### WRITTEN INSTRUCTION
Filter the records below down to lines containing "color".

### RECORDS PROVIDED
%%
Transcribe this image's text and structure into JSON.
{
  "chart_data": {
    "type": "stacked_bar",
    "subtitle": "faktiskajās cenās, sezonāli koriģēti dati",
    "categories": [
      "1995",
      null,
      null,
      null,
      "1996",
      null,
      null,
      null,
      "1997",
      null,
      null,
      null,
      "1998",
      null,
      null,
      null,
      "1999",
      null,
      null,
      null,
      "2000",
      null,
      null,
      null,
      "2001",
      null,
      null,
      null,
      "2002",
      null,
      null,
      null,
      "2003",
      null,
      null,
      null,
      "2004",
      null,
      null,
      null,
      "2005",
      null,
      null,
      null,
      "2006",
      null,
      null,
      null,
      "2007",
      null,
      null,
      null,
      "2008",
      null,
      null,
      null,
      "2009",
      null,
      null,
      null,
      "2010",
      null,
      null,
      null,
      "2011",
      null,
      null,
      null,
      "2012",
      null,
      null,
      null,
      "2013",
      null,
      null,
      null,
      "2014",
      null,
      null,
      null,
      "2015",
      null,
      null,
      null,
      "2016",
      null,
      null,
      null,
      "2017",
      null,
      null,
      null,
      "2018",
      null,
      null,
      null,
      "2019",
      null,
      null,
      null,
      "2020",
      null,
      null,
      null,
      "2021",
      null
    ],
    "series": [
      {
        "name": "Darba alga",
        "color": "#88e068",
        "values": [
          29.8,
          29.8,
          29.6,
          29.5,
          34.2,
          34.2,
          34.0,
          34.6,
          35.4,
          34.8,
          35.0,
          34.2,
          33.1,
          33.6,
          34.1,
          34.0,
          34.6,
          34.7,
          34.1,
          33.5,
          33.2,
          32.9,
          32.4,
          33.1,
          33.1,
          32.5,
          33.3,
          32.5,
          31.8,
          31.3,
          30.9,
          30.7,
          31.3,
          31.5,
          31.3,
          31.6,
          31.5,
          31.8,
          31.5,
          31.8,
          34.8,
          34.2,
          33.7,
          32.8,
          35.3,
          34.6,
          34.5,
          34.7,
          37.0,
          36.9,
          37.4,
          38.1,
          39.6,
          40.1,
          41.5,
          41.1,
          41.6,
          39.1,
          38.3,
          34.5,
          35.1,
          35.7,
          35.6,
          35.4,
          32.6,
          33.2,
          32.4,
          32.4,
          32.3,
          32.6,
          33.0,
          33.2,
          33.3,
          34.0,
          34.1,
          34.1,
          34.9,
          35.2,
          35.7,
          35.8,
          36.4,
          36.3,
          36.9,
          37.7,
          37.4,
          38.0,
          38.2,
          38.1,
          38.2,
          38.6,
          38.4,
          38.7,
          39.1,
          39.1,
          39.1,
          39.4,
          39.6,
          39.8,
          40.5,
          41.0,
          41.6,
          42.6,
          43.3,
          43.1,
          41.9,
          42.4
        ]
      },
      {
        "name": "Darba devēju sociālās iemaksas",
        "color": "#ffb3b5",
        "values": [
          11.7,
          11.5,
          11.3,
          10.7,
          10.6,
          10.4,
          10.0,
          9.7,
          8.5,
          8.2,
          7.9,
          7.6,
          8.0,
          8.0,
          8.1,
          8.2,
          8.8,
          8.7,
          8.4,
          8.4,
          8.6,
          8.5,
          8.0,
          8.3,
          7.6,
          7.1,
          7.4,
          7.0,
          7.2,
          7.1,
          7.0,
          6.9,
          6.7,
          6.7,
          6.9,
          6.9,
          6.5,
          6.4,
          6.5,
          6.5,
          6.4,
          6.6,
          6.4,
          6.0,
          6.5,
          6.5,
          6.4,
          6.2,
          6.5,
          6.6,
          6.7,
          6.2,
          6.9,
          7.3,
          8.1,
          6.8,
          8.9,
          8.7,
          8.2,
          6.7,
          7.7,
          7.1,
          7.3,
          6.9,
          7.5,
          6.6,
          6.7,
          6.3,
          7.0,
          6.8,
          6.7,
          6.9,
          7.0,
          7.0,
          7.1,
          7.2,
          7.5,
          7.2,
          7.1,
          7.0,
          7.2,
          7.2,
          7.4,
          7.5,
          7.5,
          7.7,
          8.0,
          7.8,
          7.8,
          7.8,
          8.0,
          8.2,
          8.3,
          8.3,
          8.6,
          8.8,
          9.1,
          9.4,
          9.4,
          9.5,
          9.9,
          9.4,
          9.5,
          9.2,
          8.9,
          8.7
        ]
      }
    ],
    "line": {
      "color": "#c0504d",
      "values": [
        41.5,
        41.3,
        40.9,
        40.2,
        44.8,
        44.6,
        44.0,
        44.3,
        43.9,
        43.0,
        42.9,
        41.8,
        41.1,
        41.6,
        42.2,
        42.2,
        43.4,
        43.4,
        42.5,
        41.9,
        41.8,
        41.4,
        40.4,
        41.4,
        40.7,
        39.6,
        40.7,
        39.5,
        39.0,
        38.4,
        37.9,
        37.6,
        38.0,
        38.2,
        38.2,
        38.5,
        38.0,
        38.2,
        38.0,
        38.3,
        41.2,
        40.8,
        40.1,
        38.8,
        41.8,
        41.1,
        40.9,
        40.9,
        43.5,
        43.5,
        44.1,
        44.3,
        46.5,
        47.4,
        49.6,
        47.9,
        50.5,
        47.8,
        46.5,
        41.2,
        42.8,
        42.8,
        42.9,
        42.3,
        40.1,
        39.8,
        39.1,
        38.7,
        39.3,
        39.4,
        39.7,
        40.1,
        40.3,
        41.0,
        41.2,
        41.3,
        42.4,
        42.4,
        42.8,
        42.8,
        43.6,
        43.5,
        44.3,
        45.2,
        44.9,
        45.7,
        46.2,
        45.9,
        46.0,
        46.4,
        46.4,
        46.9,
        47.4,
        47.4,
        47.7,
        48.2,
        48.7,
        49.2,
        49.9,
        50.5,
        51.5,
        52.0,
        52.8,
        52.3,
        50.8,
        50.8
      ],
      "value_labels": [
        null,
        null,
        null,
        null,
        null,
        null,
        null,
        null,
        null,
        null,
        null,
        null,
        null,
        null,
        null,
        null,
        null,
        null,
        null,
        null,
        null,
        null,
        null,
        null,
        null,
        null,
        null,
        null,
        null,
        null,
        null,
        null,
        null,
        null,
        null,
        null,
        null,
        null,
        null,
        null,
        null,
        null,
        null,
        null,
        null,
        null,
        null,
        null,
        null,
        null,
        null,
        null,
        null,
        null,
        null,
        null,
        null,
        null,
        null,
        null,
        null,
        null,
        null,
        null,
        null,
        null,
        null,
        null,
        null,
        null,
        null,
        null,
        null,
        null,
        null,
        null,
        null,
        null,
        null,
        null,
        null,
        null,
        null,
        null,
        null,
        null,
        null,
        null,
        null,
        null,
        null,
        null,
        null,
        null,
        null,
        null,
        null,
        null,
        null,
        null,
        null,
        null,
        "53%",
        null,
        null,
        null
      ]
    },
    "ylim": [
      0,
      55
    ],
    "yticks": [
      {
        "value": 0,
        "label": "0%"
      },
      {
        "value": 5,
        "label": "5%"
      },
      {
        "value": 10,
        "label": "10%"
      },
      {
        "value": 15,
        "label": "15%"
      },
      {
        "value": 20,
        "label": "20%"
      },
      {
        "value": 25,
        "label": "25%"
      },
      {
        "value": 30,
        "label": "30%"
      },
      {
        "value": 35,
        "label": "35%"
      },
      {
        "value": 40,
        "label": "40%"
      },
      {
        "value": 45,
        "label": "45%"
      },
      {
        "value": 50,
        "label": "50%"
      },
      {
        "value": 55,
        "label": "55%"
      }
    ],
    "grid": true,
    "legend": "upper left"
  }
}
%%
### RESULT OF THIS EXERCISE
        "color": "#88e068",
        "color": "#ffb3b5",
      "color": "#c0504d",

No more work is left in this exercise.